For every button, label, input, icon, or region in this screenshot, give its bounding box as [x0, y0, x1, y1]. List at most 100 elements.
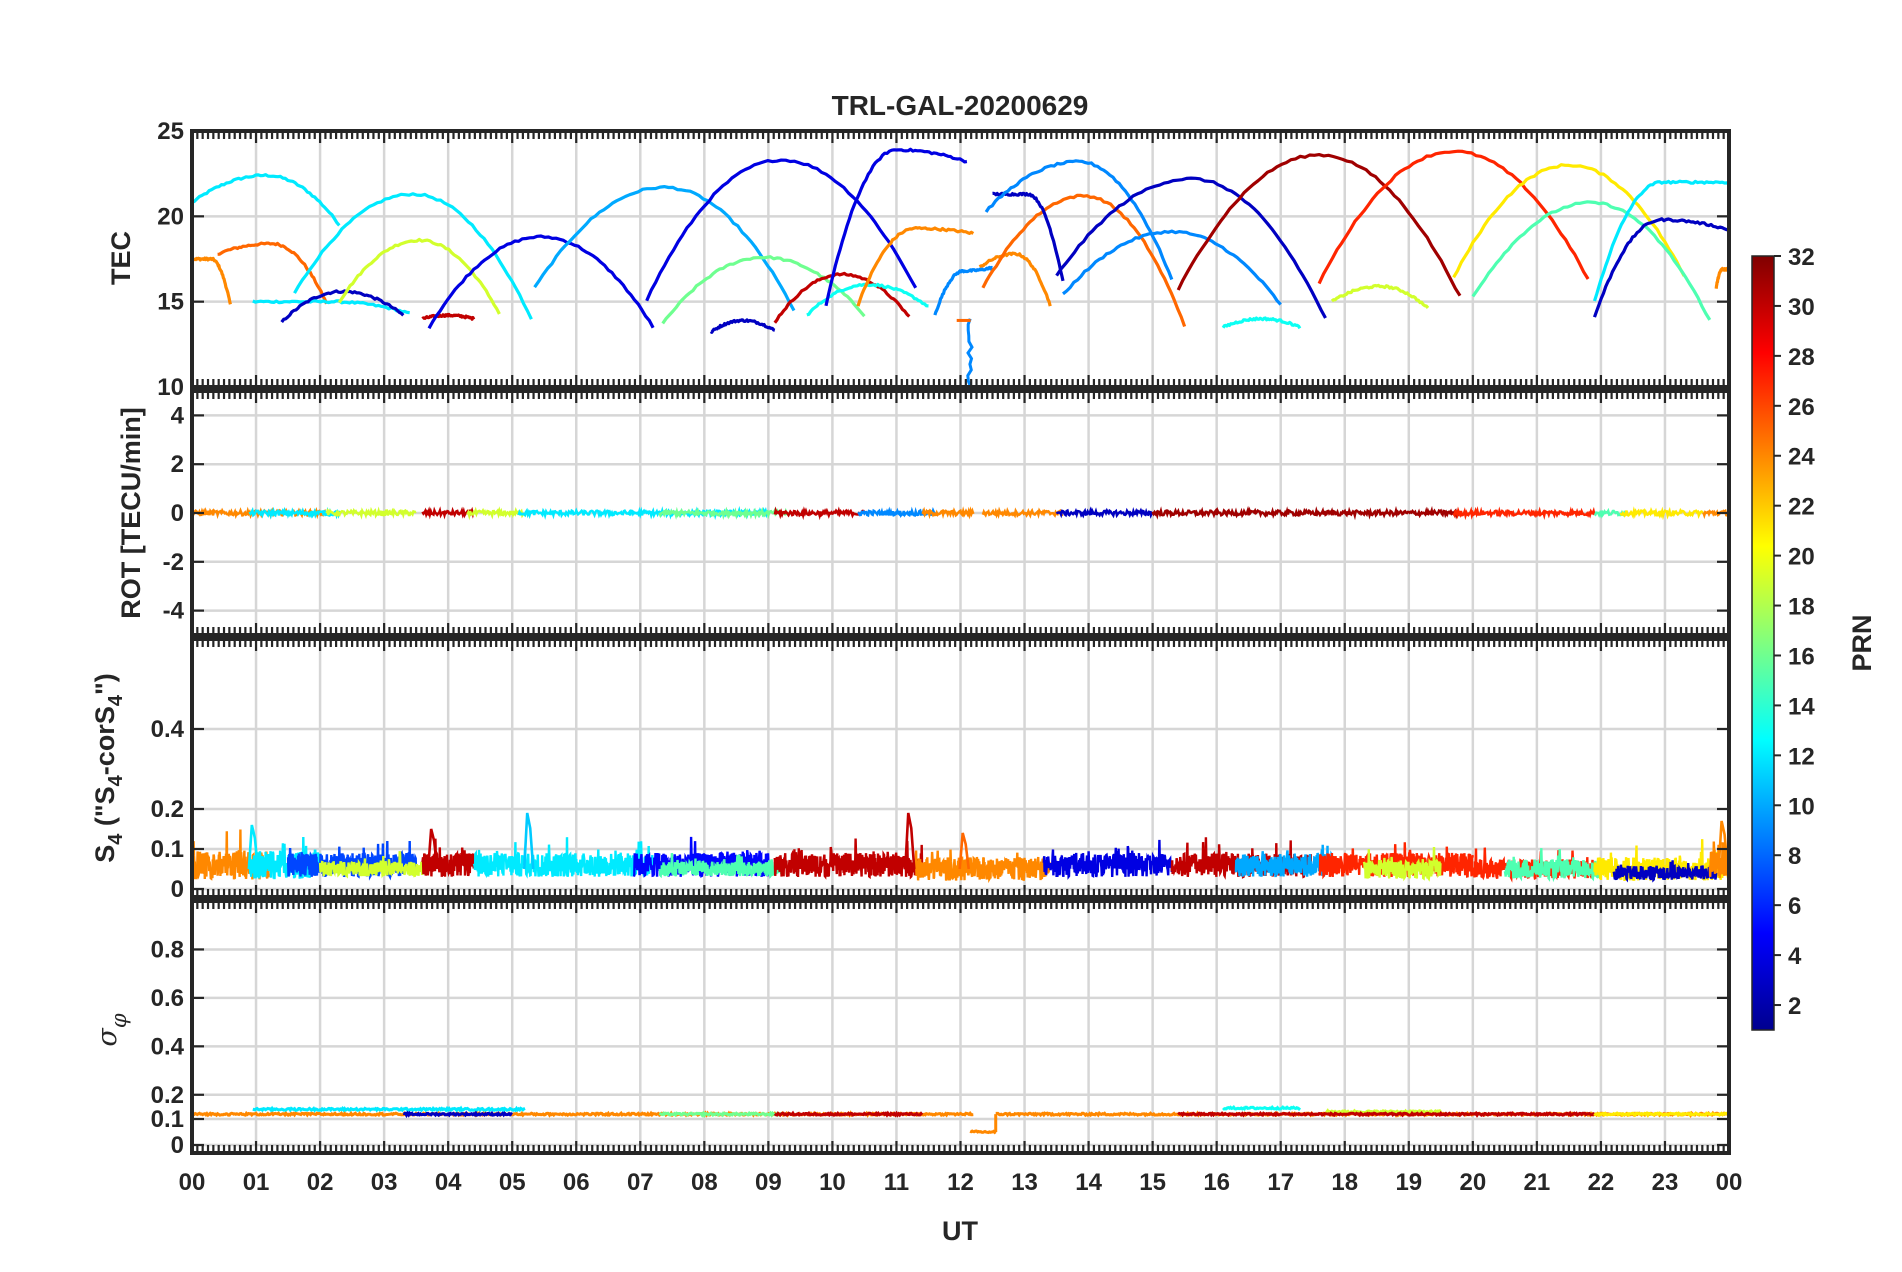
tec-series-group [192, 147, 1729, 387]
sigma-ylabel: σφ [92, 1013, 131, 1046]
tec-arc-prn-31 [1176, 153, 1462, 297]
rot-series-prn-21 [1619, 506, 1704, 521]
colorbar-tick-label: 18 [1788, 594, 1815, 621]
rot-series-prn-27 [1452, 506, 1596, 521]
s4-series-prn-12 [472, 837, 655, 879]
tec-arc-prn-27 [1317, 149, 1590, 285]
tec-arc-prn-25 [981, 193, 1187, 328]
x-tick-label: 06 [563, 1169, 590, 1196]
s4-ytick-label: 0.2 [151, 796, 184, 823]
s4-spike [958, 832, 970, 870]
x-tick-label: 05 [499, 1169, 526, 1196]
sigma-ytick-label: 0.1 [151, 1106, 184, 1133]
s4-series-prn-10 [1234, 844, 1333, 878]
tec-arc-prn-4 [824, 147, 968, 307]
tec-arc-prn-12 [252, 299, 410, 315]
tec-arc-prn-10 [533, 185, 796, 312]
s4-series-prn-30 [773, 838, 924, 880]
frame-layer [190, 129, 1731, 1155]
rot-series-prn-31 [1151, 505, 1461, 521]
sigma-ytick-label: 0.8 [151, 936, 184, 963]
sigma-ytick-label: 0 [171, 1132, 184, 1159]
x-tick-label: 02 [307, 1169, 334, 1196]
x-axis-label: UT [942, 1216, 978, 1246]
x-tick-label: 17 [1267, 1169, 1294, 1196]
tec-dip-event [966, 318, 974, 387]
x-tick-label: 08 [691, 1169, 718, 1196]
sigma-series-prn-3 [402, 1110, 513, 1119]
x-tick-label: 16 [1203, 1169, 1230, 1196]
tec-ytick-label: 25 [157, 118, 184, 145]
x-tick-label: 00 [179, 1169, 206, 1196]
rot-series-group [192, 505, 1729, 521]
tec-arc-prn-24 [978, 251, 1052, 307]
tec-arc-prn-30 [421, 312, 476, 321]
x-tick-label: 13 [1011, 1169, 1038, 1196]
tec-ylabel: TEC [106, 231, 136, 285]
rot-ytick-label: 2 [171, 451, 184, 478]
tec-arc-prn-9 [984, 159, 1174, 281]
series-layer [192, 147, 1729, 1135]
colorbar-tick-label: 12 [1788, 743, 1815, 770]
colorbar-tick-label: 10 [1788, 793, 1815, 820]
x-tick-label: 07 [627, 1169, 654, 1196]
tec-arc-prn-12 [293, 192, 533, 320]
tec-arc-prn-4 [645, 158, 918, 302]
s4-series-prn-27 [1318, 842, 1474, 880]
rot-series-prn-24 [921, 506, 975, 520]
sigma-ytick-label: 0.2 [151, 1082, 184, 1109]
tec-ytick-label: 15 [157, 289, 184, 316]
sigma-series-prn-30 [1177, 1110, 1595, 1118]
x-tick-label: 23 [1652, 1169, 1679, 1196]
rot-series-prn-9 [857, 506, 937, 519]
tick-label-layer: 10152025-4-202400.10.20.400.10.20.40.60.… [151, 118, 1743, 1196]
colorbar-tick-label: 8 [1788, 843, 1801, 870]
tec-arc-prn-3 [1055, 176, 1327, 319]
rot-series-prn-30 [773, 506, 866, 521]
x-tick-label: 09 [755, 1169, 782, 1196]
tec-arc-prn-3 [709, 318, 776, 334]
tec-arc-prn-13 [806, 282, 929, 317]
rot-ytick-label: -4 [163, 598, 185, 625]
rot-ytick-label: -2 [163, 549, 184, 576]
sigma-series-prn-13 [1222, 1104, 1302, 1112]
tec-arc-prn-9 [933, 265, 994, 316]
colorbar-tick-label: 16 [1788, 643, 1815, 670]
s4-series-prn-19 [318, 850, 424, 879]
x-tick-label: 14 [1075, 1169, 1102, 1196]
tec-arc-prn-25 [217, 241, 328, 305]
s4-series-prn-3 [1612, 860, 1718, 883]
x-tick-label: 21 [1524, 1169, 1551, 1196]
x-tick-label: 01 [243, 1169, 270, 1196]
sigma-series-prn-21 [1593, 1111, 1729, 1118]
colorbar-tick-label: 14 [1788, 693, 1815, 720]
colorbar-tick-label: 20 [1788, 544, 1815, 571]
tec-arc-prn-24 [1714, 266, 1729, 289]
colorbar-tick-label: 28 [1788, 344, 1815, 371]
s4-ylabel: S4 ("S4-corS4") [90, 673, 127, 863]
colorbar-frame [1751, 255, 1775, 1031]
tec-arc-prn-24 [856, 226, 975, 307]
tec-arc-prn-21 [1452, 163, 1686, 279]
x-tick-label: 11 [884, 1169, 909, 1196]
s4-ytick-label: 0.1 [151, 836, 184, 863]
tec-arc-prn-3 [280, 289, 405, 324]
tec-arc-prn-3 [1592, 217, 1729, 318]
x-tick-label: 19 [1395, 1169, 1422, 1196]
sigma-ytick-label: 0.6 [151, 985, 184, 1012]
tec-ytick-label: 10 [157, 374, 184, 401]
sigma-series-prn-16 [658, 1110, 783, 1118]
sigma-series-group [192, 1104, 1729, 1135]
tec-arc-prn-24 [192, 256, 232, 305]
s4-series-prn-5 [632, 836, 770, 878]
tec-arc-prn-30 [773, 271, 911, 324]
x-tick-label: 10 [819, 1169, 846, 1196]
tec-arc-prn-9 [1062, 229, 1282, 306]
rot-series-prn-24 [1702, 508, 1729, 520]
sigma-series-prn-30 [773, 1110, 924, 1118]
tec-arc-prn-13 [1221, 316, 1302, 330]
x-tick-label: 04 [435, 1169, 462, 1196]
s4-series-prn-4 [1042, 839, 1173, 880]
########
Can you reproduce every item above word for word, leaving out the pictures?

For every button, label, input, icon, or region in this screenshot, give its bounding box as [x0, y0, x1, y1]. List at most 100 elements.
tec-series-group [192, 147, 1729, 387]
sigma-ylabel: σφ [92, 1013, 131, 1046]
tec-arc-prn-31 [1176, 153, 1462, 297]
rot-series-prn-21 [1619, 506, 1704, 521]
colorbar-tick-label: 18 [1788, 594, 1815, 621]
rot-series-prn-27 [1452, 506, 1596, 521]
s4-series-prn-12 [472, 837, 655, 879]
tec-arc-prn-27 [1317, 149, 1590, 285]
tec-arc-prn-25 [981, 193, 1187, 328]
x-tick-label: 06 [563, 1169, 590, 1196]
s4-ytick-label: 0.2 [151, 796, 184, 823]
s4-spike [958, 832, 970, 870]
x-tick-label: 05 [499, 1169, 526, 1196]
sigma-ytick-label: 0.1 [151, 1106, 184, 1133]
s4-series-prn-10 [1234, 844, 1333, 878]
tec-arc-prn-4 [824, 147, 968, 307]
tec-arc-prn-12 [252, 299, 410, 315]
tec-arc-prn-10 [533, 185, 796, 312]
s4-series-prn-30 [773, 838, 924, 880]
frame-layer [190, 129, 1731, 1155]
rot-series-prn-31 [1151, 505, 1461, 521]
sigma-ytick-label: 0.8 [151, 936, 184, 963]
sigma-ytick-label: 0 [171, 1132, 184, 1159]
x-tick-label: 02 [307, 1169, 334, 1196]
x-axis-label: UT [942, 1216, 978, 1246]
x-tick-label: 17 [1267, 1169, 1294, 1196]
tec-dip-event [966, 318, 974, 387]
x-tick-label: 08 [691, 1169, 718, 1196]
sigma-series-prn-3 [402, 1110, 513, 1119]
x-tick-label: 16 [1203, 1169, 1230, 1196]
tec-ytick-label: 25 [157, 118, 184, 145]
x-tick-label: 00 [179, 1169, 206, 1196]
rot-series-group [192, 505, 1729, 521]
tec-arc-prn-24 [978, 251, 1052, 307]
tec-arc-prn-30 [421, 312, 476, 321]
x-tick-label: 13 [1011, 1169, 1038, 1196]
tec-ylabel: TEC [106, 231, 136, 285]
rot-ytick-label: 2 [171, 451, 184, 478]
tec-arc-prn-9 [984, 159, 1174, 281]
series-layer [192, 147, 1729, 1135]
colorbar-tick-label: 12 [1788, 743, 1815, 770]
colorbar-tick-label: 10 [1788, 793, 1815, 820]
x-tick-label: 07 [627, 1169, 654, 1196]
tec-arc-prn-12 [293, 192, 533, 320]
tec-arc-prn-4 [645, 158, 918, 302]
s4-series-prn-27 [1318, 842, 1474, 880]
rot-series-prn-24 [921, 506, 975, 520]
sigma-ytick-label: 0.2 [151, 1082, 184, 1109]
tec-ytick-label: 15 [157, 289, 184, 316]
sigma-series-prn-30 [1177, 1110, 1595, 1118]
x-tick-label: 23 [1652, 1169, 1679, 1196]
rot-series-prn-9 [857, 506, 937, 519]
tick-label-layer: 10152025-4-202400.10.20.400.10.20.40.60.… [151, 118, 1743, 1196]
colorbar-tick-label: 8 [1788, 843, 1801, 870]
tec-arc-prn-3 [1055, 176, 1327, 319]
rot-series-prn-30 [773, 506, 866, 521]
x-tick-label: 09 [755, 1169, 782, 1196]
tec-arc-prn-3 [709, 318, 776, 334]
tec-arc-prn-13 [806, 282, 929, 317]
rot-ytick-label: -4 [163, 598, 185, 625]
rot-ytick-label: -2 [163, 549, 184, 576]
sigma-series-prn-13 [1222, 1104, 1302, 1112]
tec-arc-prn-9 [933, 265, 994, 316]
colorbar-tick-label: 16 [1788, 643, 1815, 670]
s4-series-prn-19 [318, 850, 424, 879]
x-tick-label: 14 [1075, 1169, 1102, 1196]
tec-arc-prn-25 [217, 241, 328, 305]
s4-series-prn-3 [1612, 860, 1718, 883]
x-tick-label: 21 [1524, 1169, 1551, 1196]
x-tick-label: 01 [243, 1169, 270, 1196]
sigma-series-prn-21 [1593, 1111, 1729, 1118]
colorbar-tick-label: 14 [1788, 693, 1815, 720]
colorbar-tick-label: 20 [1788, 544, 1815, 571]
tec-arc-prn-24 [1714, 266, 1729, 289]
colorbar-tick-label: 28 [1788, 344, 1815, 371]
s4-ylabel: S4 ("S4-corS4") [90, 673, 127, 863]
colorbar-frame [1751, 255, 1775, 1031]
tec-arc-prn-24 [856, 226, 975, 307]
tec-arc-prn-21 [1452, 163, 1686, 279]
x-tick-label: 11 [884, 1169, 909, 1196]
s4-ytick-label: 0.1 [151, 836, 184, 863]
tec-arc-prn-3 [280, 289, 405, 324]
tec-arc-prn-3 [1592, 217, 1729, 318]
x-tick-label: 19 [1395, 1169, 1422, 1196]
sigma-ytick-label: 0.6 [151, 985, 184, 1012]
tec-ytick-label: 10 [157, 374, 184, 401]
sigma-series-prn-16 [658, 1110, 783, 1118]
sigma-series-group [192, 1104, 1729, 1135]
tec-arc-prn-24 [192, 256, 232, 305]
s4-series-prn-5 [632, 836, 770, 878]
tec-arc-prn-30 [773, 271, 911, 324]
x-tick-label: 10 [819, 1169, 846, 1196]
tec-arc-prn-9 [1062, 229, 1282, 306]
rot-series-prn-24 [1702, 508, 1729, 520]
sigma-series-prn-30 [773, 1110, 924, 1118]
tec-arc-prn-13 [1221, 316, 1302, 330]
x-tick-label: 04 [435, 1169, 462, 1196]
s4-series-prn-4 [1042, 839, 1173, 880]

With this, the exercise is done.